> EXERCISE DIRECTIONS
From the listing that follows, output everything exactly except the pictures.

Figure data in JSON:
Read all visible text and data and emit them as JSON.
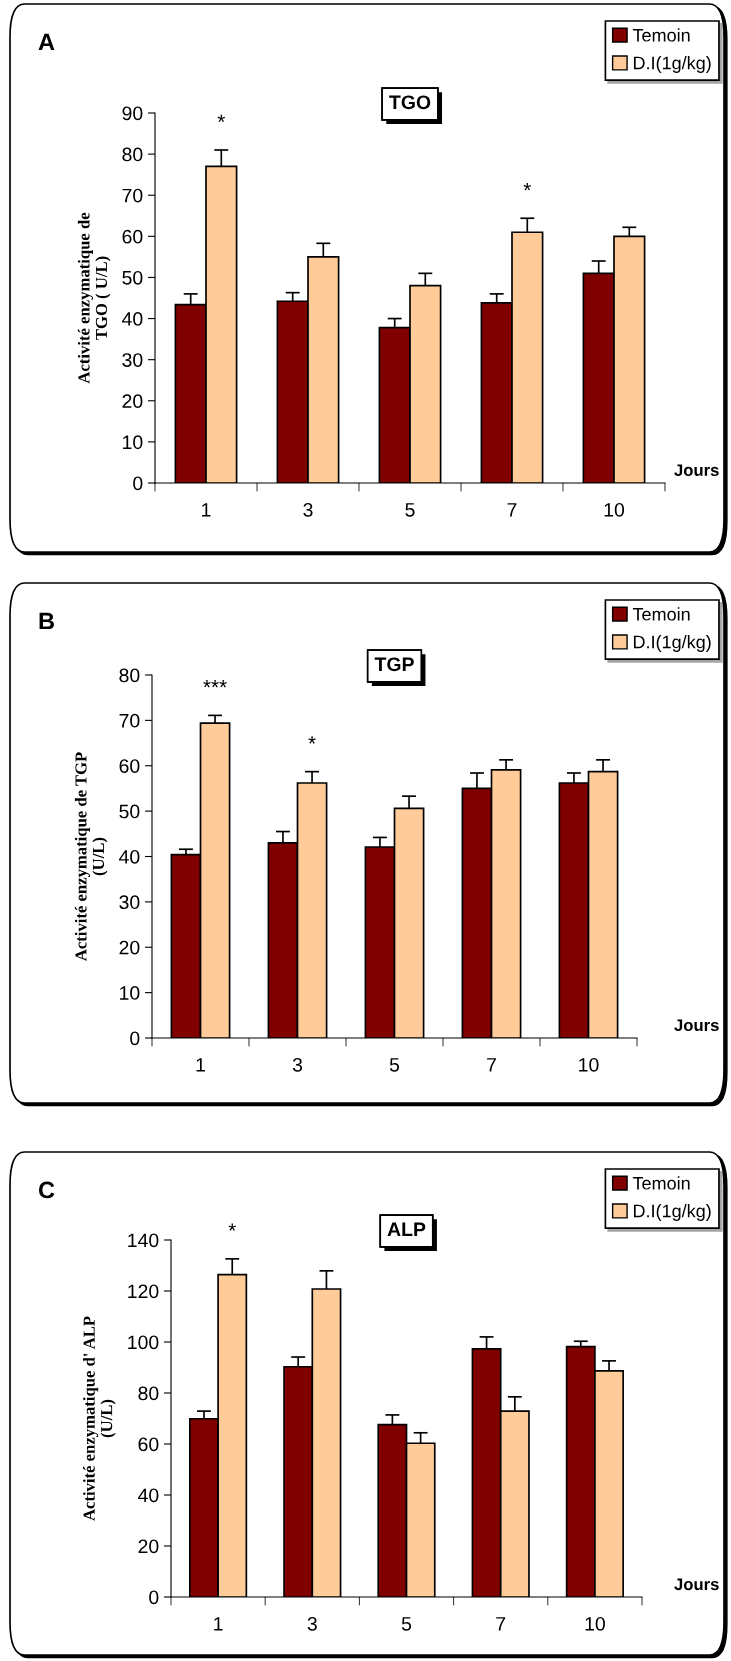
{
  "chart_data": [
    {
      "type": "bar",
      "title": "TGO",
      "xlabel": "Jours",
      "ylabel": "Activité enzymatique de\nTGO ( U/L)",
      "categories": [
        "1",
        "3",
        "5",
        "7",
        "10"
      ],
      "series": [
        {
          "name": "Temoin",
          "color": "#800000",
          "values": [
            43.4,
            44.2,
            37.8,
            43.8,
            51
          ],
          "errors": [
            2.6,
            2.1,
            2.2,
            2.2,
            3
          ]
        },
        {
          "name": "D.I(1g/kg)",
          "color": "#ffcc99",
          "values": [
            77,
            55,
            48,
            61,
            60
          ],
          "errors": [
            4,
            3.3,
            3,
            3.4,
            2.2
          ]
        }
      ],
      "ylim": [
        0,
        90
      ],
      "yticks": [
        0,
        10,
        20,
        30,
        40,
        50,
        60,
        70,
        80,
        90
      ],
      "legend": "top right",
      "grid": false,
      "annotations": [
        "A",
        {
          "text": "*",
          "x": "1",
          "y": 77
        },
        {
          "text": "*",
          "x": "7",
          "y": 61
        }
      ]
    },
    {
      "type": "bar",
      "title": "TGP",
      "xlabel": "Jours",
      "ylabel": "Activité enzymatique de TGP\n(U/L)",
      "categories": [
        "1",
        "3",
        "5",
        "7",
        "10"
      ],
      "series": [
        {
          "name": "Temoin",
          "color": "#800000",
          "values": [
            40.4,
            43,
            42.1,
            55,
            56.2
          ],
          "errors": [
            1.2,
            2.5,
            2.1,
            3.4,
            2.2
          ]
        },
        {
          "name": "D.I(1g/kg)",
          "color": "#ffcc99",
          "values": [
            69.4,
            56.2,
            50.6,
            59.1,
            58.7
          ],
          "errors": [
            1.7,
            2.5,
            2.7,
            2.2,
            2.6
          ]
        }
      ],
      "ylim": [
        0,
        80
      ],
      "yticks": [
        0,
        10,
        20,
        30,
        40,
        50,
        60,
        70,
        80
      ],
      "legend": "top right",
      "grid": false,
      "annotations": [
        "B",
        {
          "text": "***",
          "x": "1",
          "y": 69.4
        },
        {
          "text": "*",
          "x": "3",
          "y": 56.2
        }
      ]
    },
    {
      "type": "bar",
      "title": "ALP",
      "xlabel": "Jours",
      "ylabel": "Activité enzymatique d' ALP\n(U/L)",
      "categories": [
        "1",
        "3",
        "5",
        "7",
        "10"
      ],
      "series": [
        {
          "name": "Temoin",
          "color": "#800000",
          "values": [
            69.9,
            90.3,
            67.6,
            97.3,
            98.2
          ],
          "errors": [
            3,
            3.8,
            3.8,
            4.7,
            2.1
          ]
        },
        {
          "name": "D.I(1g/kg)",
          "color": "#ffcc99",
          "values": [
            126.4,
            120.8,
            60.3,
            72.9,
            88.7
          ],
          "errors": [
            6.2,
            7.1,
            4.1,
            5.6,
            3.9
          ]
        }
      ],
      "ylim": [
        0,
        140
      ],
      "yticks": [
        0,
        20,
        40,
        60,
        80,
        100,
        120,
        140
      ],
      "legend": "top right",
      "grid": false,
      "annotations": [
        "C",
        {
          "text": "*",
          "x": "1",
          "y": 126.4
        }
      ]
    }
  ]
}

> RESULT BELOW
Read all visible text and data and emit them as JSON.
{
  "chart_data": [
    {
      "type": "bar",
      "title": "TGO",
      "xlabel": "Jours",
      "ylabel": "Activité enzymatique de\nTGO ( U/L)",
      "categories": [
        "1",
        "3",
        "5",
        "7",
        "10"
      ],
      "series": [
        {
          "name": "Temoin",
          "color": "#800000",
          "values": [
            43.4,
            44.2,
            37.8,
            43.8,
            51
          ],
          "errors": [
            2.6,
            2.1,
            2.2,
            2.2,
            3
          ]
        },
        {
          "name": "D.I(1g/kg)",
          "color": "#ffcc99",
          "values": [
            77,
            55,
            48,
            61,
            60
          ],
          "errors": [
            4,
            3.3,
            3,
            3.4,
            2.2
          ]
        }
      ],
      "ylim": [
        0,
        90
      ],
      "yticks": [
        0,
        10,
        20,
        30,
        40,
        50,
        60,
        70,
        80,
        90
      ],
      "legend": "top right",
      "grid": false,
      "annotations": [
        "A",
        {
          "text": "*",
          "x": "1",
          "y": 77
        },
        {
          "text": "*",
          "x": "7",
          "y": 61
        }
      ]
    },
    {
      "type": "bar",
      "title": "TGP",
      "xlabel": "Jours",
      "ylabel": "Activité enzymatique de TGP\n(U/L)",
      "categories": [
        "1",
        "3",
        "5",
        "7",
        "10"
      ],
      "series": [
        {
          "name": "Temoin",
          "color": "#800000",
          "values": [
            40.4,
            43,
            42.1,
            55,
            56.2
          ],
          "errors": [
            1.2,
            2.5,
            2.1,
            3.4,
            2.2
          ]
        },
        {
          "name": "D.I(1g/kg)",
          "color": "#ffcc99",
          "values": [
            69.4,
            56.2,
            50.6,
            59.1,
            58.7
          ],
          "errors": [
            1.7,
            2.5,
            2.7,
            2.2,
            2.6
          ]
        }
      ],
      "ylim": [
        0,
        80
      ],
      "yticks": [
        0,
        10,
        20,
        30,
        40,
        50,
        60,
        70,
        80
      ],
      "legend": "top right",
      "grid": false,
      "annotations": [
        "B",
        {
          "text": "***",
          "x": "1",
          "y": 69.4
        },
        {
          "text": "*",
          "x": "3",
          "y": 56.2
        }
      ]
    },
    {
      "type": "bar",
      "title": "ALP",
      "xlabel": "Jours",
      "ylabel": "Activité enzymatique d' ALP\n(U/L)",
      "categories": [
        "1",
        "3",
        "5",
        "7",
        "10"
      ],
      "series": [
        {
          "name": "Temoin",
          "color": "#800000",
          "values": [
            69.9,
            90.3,
            67.6,
            97.3,
            98.2
          ],
          "errors": [
            3,
            3.8,
            3.8,
            4.7,
            2.1
          ]
        },
        {
          "name": "D.I(1g/kg)",
          "color": "#ffcc99",
          "values": [
            126.4,
            120.8,
            60.3,
            72.9,
            88.7
          ],
          "errors": [
            6.2,
            7.1,
            4.1,
            5.6,
            3.9
          ]
        }
      ],
      "ylim": [
        0,
        140
      ],
      "yticks": [
        0,
        20,
        40,
        60,
        80,
        100,
        120,
        140
      ],
      "legend": "top right",
      "grid": false,
      "annotations": [
        "C",
        {
          "text": "*",
          "x": "1",
          "y": 126.4
        }
      ]
    }
  ]
}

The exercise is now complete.